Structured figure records
● ● ● ● ● ● ●

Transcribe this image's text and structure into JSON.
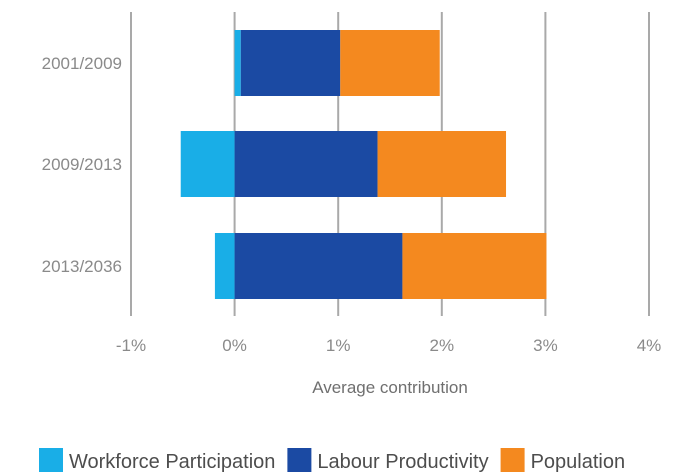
{
  "chart_data": {
    "type": "bar",
    "orientation": "horizontal",
    "stacked": true,
    "title": "",
    "xlabel": "Average contribution",
    "ylabel": "",
    "categories": [
      "2001/2009",
      "2009/2013",
      "2013/2036"
    ],
    "xlim": [
      -1,
      4
    ],
    "x_ticks": [
      -1,
      0,
      1,
      2,
      3,
      4
    ],
    "x_tick_labels": [
      "-1%",
      "0%",
      "1%",
      "2%",
      "3%",
      "4%"
    ],
    "grid": "vertical",
    "legend_position": "bottom",
    "series": [
      {
        "name": "Workforce Participation",
        "color": "#19aee7",
        "values": [
          0.06,
          -0.52,
          -0.19
        ]
      },
      {
        "name": "Labour Productivity",
        "color": "#1b4aa3",
        "values": [
          0.96,
          1.38,
          1.62
        ]
      },
      {
        "name": "Population",
        "color": "#f4891f",
        "values": [
          0.96,
          1.24,
          1.39
        ]
      }
    ]
  }
}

● ● ● ● ● ● ●

EXERCISE »
Copy every entry word for word, but omit the pictures.

THE REPLY »
Transcribe this image's text and structure into JSON.
{
  "chart_data": {
    "type": "bar",
    "orientation": "horizontal",
    "stacked": true,
    "title": "",
    "xlabel": "Average contribution",
    "ylabel": "",
    "categories": [
      "2001/2009",
      "2009/2013",
      "2013/2036"
    ],
    "xlim": [
      -1,
      4
    ],
    "x_ticks": [
      -1,
      0,
      1,
      2,
      3,
      4
    ],
    "x_tick_labels": [
      "-1%",
      "0%",
      "1%",
      "2%",
      "3%",
      "4%"
    ],
    "grid": "vertical",
    "legend_position": "bottom",
    "series": [
      {
        "name": "Workforce Participation",
        "color": "#19aee7",
        "values": [
          0.06,
          -0.52,
          -0.19
        ]
      },
      {
        "name": "Labour Productivity",
        "color": "#1b4aa3",
        "values": [
          0.96,
          1.38,
          1.62
        ]
      },
      {
        "name": "Population",
        "color": "#f4891f",
        "values": [
          0.96,
          1.24,
          1.39
        ]
      }
    ]
  }
}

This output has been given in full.